Stored entries
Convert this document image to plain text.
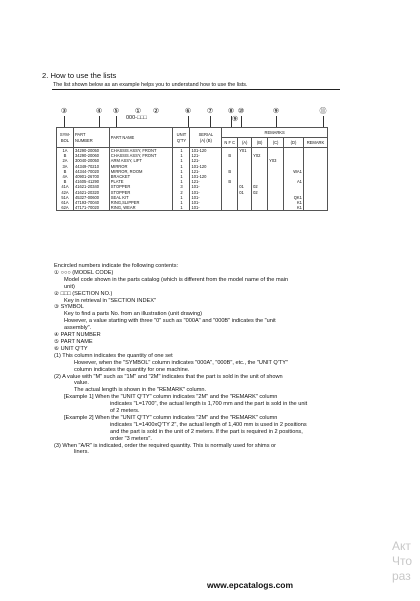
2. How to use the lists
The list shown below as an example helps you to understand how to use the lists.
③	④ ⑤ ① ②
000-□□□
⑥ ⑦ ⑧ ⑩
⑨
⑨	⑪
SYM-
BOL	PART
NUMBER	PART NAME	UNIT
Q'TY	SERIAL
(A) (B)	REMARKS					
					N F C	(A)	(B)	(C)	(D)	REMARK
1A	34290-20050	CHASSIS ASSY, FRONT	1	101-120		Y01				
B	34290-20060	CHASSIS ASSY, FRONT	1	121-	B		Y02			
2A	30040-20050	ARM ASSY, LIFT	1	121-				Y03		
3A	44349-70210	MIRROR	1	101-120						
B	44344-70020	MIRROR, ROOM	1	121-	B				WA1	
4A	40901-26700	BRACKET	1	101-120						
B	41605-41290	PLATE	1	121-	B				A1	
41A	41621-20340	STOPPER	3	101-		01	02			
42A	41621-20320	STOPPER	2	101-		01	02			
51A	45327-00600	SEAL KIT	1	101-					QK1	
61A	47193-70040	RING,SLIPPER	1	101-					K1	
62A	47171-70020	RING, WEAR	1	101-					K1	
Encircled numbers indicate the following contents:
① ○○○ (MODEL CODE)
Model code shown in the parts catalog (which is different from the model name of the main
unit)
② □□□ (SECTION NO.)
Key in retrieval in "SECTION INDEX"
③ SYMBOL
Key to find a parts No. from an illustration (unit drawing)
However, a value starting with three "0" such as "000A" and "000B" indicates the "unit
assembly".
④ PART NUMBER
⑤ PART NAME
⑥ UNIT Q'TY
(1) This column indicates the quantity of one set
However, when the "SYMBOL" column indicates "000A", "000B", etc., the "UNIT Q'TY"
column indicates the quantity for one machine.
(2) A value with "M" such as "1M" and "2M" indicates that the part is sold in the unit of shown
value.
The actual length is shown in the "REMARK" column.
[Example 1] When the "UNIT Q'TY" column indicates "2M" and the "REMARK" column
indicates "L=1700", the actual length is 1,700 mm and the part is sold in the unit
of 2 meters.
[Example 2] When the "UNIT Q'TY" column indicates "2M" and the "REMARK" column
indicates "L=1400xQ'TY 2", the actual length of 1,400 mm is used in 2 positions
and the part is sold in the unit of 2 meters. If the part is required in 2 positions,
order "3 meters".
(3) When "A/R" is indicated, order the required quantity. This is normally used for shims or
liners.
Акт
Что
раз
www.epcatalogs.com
---
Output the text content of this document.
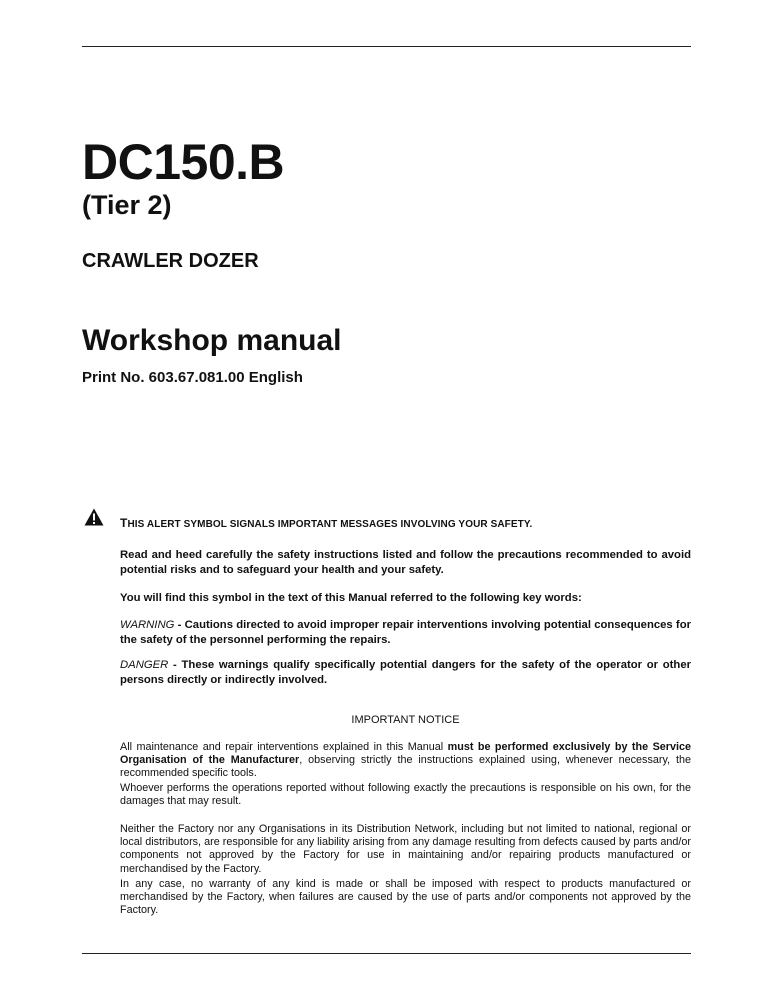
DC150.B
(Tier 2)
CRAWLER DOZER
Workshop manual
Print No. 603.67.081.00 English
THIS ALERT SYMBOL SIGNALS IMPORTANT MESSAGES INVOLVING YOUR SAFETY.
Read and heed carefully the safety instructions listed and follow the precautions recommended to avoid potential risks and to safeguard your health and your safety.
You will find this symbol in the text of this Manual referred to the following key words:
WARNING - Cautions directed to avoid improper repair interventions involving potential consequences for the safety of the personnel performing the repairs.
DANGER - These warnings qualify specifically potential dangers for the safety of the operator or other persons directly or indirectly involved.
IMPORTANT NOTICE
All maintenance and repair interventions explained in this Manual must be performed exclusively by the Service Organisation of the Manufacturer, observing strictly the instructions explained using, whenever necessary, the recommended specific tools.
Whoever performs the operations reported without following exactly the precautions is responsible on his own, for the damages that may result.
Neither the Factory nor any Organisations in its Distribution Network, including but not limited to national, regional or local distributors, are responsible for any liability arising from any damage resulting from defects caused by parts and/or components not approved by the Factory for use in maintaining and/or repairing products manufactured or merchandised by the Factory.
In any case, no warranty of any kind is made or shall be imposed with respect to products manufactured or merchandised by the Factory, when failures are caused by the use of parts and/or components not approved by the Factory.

> [YOUR INSTRUCTIONS] Going through the records above, state how many lines carry "positions", with no other text.

> [RESULT OF THE TASK] 2